Short exercise - Pull out every line below holding the word "oddechowych".

Start Data in this exercise

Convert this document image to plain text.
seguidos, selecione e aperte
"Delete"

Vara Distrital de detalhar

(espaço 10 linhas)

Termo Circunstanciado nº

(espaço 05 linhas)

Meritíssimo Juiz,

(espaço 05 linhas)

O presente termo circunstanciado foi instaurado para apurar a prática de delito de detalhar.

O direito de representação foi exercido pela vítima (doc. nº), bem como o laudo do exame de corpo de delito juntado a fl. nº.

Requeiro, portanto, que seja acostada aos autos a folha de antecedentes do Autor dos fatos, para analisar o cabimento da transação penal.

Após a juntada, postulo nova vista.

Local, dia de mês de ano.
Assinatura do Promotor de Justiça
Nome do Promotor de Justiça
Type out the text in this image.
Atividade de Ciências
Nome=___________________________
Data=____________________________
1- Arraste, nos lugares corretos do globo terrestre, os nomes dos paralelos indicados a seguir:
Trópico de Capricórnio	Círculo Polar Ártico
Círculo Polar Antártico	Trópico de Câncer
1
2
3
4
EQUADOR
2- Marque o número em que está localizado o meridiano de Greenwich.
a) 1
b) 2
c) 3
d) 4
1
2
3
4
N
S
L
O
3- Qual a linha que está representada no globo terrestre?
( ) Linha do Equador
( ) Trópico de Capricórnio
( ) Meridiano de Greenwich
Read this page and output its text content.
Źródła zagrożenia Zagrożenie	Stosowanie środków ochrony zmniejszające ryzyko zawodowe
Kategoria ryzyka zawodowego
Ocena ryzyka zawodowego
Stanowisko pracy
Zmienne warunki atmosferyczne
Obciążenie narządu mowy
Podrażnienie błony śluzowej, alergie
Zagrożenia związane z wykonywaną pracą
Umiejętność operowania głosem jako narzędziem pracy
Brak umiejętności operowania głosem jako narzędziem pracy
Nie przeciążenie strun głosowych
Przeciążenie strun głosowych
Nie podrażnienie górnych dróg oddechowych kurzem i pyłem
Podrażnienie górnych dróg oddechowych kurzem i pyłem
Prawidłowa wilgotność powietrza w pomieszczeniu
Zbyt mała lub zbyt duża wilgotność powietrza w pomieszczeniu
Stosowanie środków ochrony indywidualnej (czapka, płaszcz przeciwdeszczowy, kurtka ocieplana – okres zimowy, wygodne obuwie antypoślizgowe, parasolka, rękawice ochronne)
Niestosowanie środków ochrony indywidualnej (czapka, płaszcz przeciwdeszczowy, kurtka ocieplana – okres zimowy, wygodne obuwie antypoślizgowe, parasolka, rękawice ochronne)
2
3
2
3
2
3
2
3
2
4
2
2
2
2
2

End Data in this exercise

Worked solution -
Nie podrażnienie górnych dróg oddechowych kurzem i pyłem
Podrażnienie górnych dróg oddechowych kurzem i pyłem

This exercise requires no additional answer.